» TASK BRIEF
Work out how many lines in the entries contain the string "paragraph", and give nothing but that number.

Source records
§ §

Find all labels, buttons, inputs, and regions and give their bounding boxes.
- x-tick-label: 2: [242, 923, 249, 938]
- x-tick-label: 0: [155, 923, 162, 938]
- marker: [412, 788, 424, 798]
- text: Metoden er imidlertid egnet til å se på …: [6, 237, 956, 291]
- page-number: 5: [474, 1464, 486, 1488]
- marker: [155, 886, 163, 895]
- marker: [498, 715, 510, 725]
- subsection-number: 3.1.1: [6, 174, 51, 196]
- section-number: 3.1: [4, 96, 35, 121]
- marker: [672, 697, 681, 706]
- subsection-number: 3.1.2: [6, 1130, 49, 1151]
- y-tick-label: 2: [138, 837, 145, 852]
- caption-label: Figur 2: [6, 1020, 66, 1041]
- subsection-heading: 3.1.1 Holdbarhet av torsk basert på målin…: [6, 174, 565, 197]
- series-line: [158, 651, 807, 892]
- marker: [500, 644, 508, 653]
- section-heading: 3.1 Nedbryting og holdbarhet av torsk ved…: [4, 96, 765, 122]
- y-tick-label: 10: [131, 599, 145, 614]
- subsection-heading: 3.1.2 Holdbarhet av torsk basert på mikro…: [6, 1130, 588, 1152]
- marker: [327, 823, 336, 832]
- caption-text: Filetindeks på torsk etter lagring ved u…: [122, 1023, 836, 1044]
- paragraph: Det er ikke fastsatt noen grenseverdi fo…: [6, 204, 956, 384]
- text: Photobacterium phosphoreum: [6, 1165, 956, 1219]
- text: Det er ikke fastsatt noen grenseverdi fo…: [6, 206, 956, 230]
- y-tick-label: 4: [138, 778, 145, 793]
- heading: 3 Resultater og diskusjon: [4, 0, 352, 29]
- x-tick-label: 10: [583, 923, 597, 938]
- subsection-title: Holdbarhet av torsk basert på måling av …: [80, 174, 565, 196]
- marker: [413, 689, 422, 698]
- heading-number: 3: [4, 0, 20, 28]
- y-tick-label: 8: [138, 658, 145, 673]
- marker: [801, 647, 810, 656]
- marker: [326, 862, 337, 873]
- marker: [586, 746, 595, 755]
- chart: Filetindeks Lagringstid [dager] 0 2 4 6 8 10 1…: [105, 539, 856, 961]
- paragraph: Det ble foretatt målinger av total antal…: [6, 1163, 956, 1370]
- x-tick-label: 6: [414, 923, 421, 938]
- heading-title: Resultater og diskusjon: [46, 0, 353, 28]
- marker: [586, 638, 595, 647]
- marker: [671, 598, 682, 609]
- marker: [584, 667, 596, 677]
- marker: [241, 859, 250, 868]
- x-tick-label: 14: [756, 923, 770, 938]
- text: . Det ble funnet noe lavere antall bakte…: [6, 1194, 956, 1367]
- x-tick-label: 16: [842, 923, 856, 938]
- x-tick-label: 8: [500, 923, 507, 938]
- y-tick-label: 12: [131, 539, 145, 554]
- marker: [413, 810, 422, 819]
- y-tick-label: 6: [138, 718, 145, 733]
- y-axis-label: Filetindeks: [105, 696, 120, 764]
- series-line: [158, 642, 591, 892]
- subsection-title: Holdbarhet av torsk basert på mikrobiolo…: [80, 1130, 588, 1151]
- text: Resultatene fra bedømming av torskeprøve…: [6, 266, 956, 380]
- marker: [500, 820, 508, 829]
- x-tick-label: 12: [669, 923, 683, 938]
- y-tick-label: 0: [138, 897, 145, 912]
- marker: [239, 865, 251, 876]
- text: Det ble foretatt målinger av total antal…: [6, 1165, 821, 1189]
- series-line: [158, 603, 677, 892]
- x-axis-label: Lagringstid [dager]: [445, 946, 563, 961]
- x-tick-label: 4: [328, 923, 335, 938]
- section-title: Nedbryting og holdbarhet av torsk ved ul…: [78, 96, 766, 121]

§ §

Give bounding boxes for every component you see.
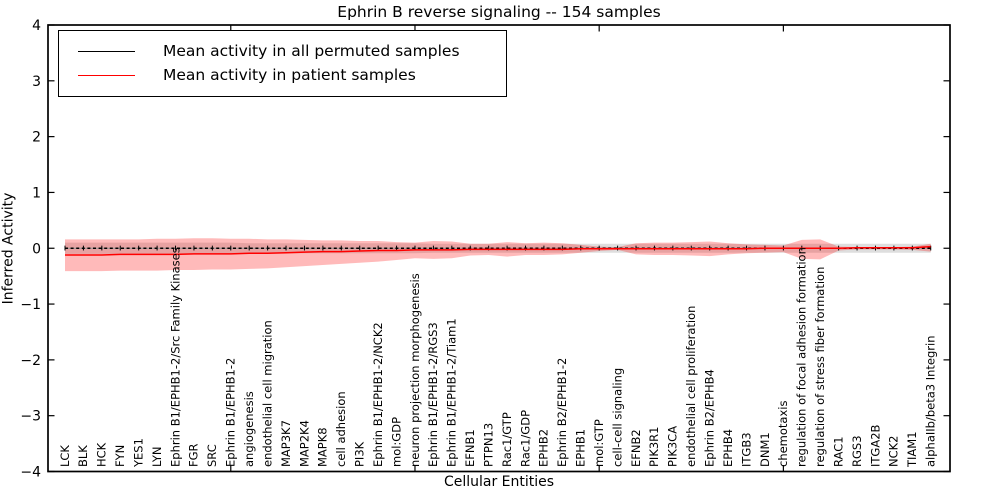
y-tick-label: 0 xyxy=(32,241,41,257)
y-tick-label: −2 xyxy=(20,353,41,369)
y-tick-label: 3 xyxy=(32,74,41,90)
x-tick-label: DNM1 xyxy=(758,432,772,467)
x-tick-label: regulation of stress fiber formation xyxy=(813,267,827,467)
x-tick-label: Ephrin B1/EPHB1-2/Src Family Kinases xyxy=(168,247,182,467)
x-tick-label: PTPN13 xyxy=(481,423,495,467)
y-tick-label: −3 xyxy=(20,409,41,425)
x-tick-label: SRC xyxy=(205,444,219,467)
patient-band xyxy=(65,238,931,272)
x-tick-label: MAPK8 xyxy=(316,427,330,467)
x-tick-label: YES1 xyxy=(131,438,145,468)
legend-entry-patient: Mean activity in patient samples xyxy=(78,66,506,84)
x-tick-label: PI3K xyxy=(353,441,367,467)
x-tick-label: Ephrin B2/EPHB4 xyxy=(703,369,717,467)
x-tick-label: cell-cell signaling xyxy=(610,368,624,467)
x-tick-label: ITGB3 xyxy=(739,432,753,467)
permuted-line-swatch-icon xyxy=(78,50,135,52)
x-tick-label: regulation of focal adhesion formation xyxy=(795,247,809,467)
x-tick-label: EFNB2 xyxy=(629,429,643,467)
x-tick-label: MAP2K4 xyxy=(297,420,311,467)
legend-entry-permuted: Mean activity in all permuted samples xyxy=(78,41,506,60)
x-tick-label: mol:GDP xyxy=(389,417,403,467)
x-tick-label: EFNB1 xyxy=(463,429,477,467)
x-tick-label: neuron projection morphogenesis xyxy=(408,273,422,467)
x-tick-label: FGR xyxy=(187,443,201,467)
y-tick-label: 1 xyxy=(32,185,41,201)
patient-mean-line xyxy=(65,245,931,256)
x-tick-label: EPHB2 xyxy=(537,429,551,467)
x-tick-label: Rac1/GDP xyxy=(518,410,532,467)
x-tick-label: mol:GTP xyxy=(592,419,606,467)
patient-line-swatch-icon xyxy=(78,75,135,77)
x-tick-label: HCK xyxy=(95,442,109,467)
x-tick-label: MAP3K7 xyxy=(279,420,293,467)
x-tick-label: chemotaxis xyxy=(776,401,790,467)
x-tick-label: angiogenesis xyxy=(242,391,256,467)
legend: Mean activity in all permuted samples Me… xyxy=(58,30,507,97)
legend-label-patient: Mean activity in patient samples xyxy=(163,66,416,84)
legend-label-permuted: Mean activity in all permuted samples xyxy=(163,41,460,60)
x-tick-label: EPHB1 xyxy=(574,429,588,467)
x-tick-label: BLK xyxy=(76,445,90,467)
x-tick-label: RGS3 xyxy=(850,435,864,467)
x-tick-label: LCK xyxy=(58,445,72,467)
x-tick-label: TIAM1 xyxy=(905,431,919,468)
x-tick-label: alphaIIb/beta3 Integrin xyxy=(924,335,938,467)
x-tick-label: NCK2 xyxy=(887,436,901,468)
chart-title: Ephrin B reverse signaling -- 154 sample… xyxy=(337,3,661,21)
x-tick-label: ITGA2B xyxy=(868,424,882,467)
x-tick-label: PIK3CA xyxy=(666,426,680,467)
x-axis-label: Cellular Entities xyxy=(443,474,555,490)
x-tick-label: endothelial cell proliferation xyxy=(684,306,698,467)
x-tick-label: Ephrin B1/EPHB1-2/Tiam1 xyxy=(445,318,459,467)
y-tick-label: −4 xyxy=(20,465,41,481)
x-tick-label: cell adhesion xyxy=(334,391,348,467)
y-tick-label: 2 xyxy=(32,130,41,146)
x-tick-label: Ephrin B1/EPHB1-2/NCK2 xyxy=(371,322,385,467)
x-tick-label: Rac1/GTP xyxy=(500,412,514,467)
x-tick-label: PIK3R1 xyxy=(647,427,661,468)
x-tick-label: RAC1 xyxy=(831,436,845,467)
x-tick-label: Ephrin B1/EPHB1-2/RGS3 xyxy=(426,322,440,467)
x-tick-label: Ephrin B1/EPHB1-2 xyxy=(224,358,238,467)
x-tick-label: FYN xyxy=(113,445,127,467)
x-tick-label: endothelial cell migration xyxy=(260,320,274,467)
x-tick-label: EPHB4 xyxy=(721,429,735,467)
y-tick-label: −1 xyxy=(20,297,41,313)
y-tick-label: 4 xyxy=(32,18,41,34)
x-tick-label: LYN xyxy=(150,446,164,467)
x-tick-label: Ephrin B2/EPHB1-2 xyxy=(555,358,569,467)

§ §

» ANSWER SECTION
2